[Start of RECORDS FOR THE TASK]
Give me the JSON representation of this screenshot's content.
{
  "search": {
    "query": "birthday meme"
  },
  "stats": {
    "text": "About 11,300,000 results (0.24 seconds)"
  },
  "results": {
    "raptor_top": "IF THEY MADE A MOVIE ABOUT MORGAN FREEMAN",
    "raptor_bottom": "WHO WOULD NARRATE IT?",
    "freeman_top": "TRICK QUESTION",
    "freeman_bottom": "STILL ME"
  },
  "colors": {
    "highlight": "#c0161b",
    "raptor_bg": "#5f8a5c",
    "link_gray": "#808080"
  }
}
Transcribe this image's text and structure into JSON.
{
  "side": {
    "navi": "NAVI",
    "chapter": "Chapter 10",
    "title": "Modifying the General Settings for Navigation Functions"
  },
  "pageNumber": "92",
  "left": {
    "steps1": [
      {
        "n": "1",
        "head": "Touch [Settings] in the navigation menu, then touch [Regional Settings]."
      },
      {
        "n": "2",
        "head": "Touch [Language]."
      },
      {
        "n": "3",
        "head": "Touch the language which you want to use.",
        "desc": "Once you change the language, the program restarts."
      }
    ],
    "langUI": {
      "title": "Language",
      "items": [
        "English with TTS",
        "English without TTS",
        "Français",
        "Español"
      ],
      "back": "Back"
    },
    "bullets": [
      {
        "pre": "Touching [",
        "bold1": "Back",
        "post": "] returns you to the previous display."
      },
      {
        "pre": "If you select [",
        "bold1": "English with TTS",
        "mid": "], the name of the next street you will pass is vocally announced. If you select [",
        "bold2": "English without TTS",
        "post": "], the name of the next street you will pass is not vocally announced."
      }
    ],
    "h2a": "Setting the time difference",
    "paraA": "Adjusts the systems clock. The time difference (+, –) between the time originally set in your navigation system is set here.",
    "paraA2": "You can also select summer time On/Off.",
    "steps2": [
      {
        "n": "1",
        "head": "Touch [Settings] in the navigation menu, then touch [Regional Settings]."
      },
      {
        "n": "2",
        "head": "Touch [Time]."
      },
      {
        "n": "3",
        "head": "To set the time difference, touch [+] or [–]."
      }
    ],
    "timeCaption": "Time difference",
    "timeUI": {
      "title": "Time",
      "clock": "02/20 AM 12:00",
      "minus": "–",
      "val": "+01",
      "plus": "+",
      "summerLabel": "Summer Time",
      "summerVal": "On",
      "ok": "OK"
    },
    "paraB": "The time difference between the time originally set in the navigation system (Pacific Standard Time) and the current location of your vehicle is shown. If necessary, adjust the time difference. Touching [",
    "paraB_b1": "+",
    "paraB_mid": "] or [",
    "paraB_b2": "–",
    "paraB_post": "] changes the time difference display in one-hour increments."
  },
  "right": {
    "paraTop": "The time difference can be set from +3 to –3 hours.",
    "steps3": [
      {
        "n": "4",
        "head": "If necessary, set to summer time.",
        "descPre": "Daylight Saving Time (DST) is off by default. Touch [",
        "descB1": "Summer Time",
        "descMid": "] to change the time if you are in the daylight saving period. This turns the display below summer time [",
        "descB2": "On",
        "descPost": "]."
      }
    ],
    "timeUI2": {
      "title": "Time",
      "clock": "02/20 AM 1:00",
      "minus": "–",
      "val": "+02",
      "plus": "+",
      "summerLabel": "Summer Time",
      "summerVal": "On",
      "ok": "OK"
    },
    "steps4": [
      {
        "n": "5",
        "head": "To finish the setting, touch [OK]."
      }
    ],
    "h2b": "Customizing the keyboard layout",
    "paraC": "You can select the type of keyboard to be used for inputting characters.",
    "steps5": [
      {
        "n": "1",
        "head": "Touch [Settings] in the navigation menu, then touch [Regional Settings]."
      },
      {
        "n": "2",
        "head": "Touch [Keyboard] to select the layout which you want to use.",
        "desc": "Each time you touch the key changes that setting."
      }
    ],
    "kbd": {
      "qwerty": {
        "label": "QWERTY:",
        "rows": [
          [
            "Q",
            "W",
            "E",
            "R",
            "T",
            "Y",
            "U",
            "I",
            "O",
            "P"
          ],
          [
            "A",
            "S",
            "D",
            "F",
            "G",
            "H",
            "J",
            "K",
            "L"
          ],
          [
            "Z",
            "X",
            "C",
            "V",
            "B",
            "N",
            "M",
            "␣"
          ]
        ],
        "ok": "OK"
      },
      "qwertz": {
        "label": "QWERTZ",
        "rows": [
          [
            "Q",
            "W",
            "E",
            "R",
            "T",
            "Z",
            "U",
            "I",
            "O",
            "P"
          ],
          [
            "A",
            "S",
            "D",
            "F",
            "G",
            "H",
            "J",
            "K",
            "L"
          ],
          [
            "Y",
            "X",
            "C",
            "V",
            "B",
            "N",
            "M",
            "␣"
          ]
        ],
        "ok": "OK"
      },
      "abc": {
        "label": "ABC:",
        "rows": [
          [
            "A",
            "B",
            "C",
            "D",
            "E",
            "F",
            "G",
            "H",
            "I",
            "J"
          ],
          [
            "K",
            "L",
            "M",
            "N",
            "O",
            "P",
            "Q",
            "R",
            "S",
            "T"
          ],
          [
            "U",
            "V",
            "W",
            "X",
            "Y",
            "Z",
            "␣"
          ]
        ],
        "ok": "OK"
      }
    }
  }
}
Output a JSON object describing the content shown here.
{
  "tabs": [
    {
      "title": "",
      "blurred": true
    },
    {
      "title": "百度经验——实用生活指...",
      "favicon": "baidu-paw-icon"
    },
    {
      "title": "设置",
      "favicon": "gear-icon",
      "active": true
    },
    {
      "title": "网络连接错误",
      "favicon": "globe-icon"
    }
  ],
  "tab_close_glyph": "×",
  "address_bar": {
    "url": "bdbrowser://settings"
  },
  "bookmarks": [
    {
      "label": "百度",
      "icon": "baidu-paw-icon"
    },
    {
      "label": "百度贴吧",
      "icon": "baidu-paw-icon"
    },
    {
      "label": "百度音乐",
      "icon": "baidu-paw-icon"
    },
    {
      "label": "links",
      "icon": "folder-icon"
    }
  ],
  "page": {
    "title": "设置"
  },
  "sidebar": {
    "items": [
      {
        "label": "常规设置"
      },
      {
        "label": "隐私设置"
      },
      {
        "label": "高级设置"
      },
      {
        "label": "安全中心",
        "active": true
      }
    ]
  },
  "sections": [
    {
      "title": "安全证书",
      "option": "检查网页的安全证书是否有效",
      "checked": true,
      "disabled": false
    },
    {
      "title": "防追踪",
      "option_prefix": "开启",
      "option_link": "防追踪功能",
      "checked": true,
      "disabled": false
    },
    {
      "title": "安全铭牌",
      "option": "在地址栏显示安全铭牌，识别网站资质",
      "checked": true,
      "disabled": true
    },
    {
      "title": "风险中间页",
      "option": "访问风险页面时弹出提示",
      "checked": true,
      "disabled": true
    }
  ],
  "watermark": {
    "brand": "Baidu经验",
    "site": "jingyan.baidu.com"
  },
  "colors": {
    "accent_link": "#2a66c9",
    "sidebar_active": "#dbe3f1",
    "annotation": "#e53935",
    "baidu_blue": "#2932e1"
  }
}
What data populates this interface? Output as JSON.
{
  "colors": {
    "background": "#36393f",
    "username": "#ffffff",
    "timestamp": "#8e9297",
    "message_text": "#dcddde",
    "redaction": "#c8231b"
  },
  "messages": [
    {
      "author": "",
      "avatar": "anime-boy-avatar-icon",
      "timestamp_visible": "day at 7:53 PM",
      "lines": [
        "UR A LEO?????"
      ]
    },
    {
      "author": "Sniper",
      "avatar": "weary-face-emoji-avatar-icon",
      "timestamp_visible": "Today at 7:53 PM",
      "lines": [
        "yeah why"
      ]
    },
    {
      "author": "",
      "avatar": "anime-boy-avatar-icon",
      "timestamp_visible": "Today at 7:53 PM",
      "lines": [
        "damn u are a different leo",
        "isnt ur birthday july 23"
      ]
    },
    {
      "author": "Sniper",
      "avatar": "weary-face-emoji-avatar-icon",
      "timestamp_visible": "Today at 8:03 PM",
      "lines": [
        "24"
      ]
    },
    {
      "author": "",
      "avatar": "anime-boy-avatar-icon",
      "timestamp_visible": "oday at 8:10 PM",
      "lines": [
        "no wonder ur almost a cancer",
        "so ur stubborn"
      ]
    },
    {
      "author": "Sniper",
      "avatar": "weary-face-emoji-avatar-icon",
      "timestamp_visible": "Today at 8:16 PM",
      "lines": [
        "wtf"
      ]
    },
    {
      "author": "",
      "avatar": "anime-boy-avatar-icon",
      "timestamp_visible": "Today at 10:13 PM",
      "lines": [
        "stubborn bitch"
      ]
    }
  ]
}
[End of RECORDS FOR THE TASK]
STATED PROBLEM = Identify each line in the entries with the word "your" and copy it.

EXPECTED ANSWER =
    "paraA": "Adjusts the systems clock. The time difference (+, –) between the time originally set in your navigation system is set here.",
    "paraB": "The time difference between the time originally set in the navigation system (Pacific Standard Time) and the current location of your vehicle is shown. If necessary, adjust the time difference. Touching [",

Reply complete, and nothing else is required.